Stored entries

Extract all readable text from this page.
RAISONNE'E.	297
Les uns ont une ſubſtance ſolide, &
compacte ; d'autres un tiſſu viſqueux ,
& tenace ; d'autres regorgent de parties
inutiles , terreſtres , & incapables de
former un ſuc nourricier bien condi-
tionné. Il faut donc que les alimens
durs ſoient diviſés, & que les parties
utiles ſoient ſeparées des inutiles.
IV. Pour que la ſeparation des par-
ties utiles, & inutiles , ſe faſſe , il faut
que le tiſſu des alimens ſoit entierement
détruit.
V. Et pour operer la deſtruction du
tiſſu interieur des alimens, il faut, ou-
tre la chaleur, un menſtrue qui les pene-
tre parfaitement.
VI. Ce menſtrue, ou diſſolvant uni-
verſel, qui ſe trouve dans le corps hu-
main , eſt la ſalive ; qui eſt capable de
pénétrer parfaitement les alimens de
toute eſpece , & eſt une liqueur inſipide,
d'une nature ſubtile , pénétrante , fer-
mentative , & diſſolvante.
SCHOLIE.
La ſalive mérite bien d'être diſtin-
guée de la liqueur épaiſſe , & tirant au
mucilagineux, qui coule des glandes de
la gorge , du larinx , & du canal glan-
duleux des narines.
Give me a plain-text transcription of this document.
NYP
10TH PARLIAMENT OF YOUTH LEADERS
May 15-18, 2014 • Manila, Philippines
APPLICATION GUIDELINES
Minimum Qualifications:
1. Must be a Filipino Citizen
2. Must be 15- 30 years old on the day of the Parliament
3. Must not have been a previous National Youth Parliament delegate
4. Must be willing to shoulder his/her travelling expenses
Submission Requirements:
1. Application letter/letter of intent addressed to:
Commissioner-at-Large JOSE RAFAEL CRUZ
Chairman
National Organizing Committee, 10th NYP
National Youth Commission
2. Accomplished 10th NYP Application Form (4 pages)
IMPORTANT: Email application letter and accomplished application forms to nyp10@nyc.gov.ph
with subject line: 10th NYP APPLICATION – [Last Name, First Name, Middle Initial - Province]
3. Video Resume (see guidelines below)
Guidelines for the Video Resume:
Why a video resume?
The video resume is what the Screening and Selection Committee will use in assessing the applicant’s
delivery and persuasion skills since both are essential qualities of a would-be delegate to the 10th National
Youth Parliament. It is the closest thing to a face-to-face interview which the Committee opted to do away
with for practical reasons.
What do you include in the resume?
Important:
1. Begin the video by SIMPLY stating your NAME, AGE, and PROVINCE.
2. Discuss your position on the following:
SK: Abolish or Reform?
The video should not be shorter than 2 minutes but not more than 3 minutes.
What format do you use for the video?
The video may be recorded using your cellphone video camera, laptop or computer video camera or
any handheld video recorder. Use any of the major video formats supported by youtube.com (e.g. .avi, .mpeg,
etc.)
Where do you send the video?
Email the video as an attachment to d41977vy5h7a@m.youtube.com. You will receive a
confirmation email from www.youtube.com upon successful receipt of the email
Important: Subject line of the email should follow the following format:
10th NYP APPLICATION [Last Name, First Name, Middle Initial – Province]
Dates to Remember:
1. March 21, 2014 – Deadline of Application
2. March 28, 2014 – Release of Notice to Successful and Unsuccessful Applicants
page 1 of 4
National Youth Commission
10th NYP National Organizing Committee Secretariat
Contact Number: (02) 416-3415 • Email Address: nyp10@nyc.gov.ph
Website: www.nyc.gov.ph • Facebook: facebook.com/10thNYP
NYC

» **EXERCISE**
A line counts if it holds the word "liqueur". How many lines of the entries count? Give the number only.

» **REPLY TO THE TASK**
2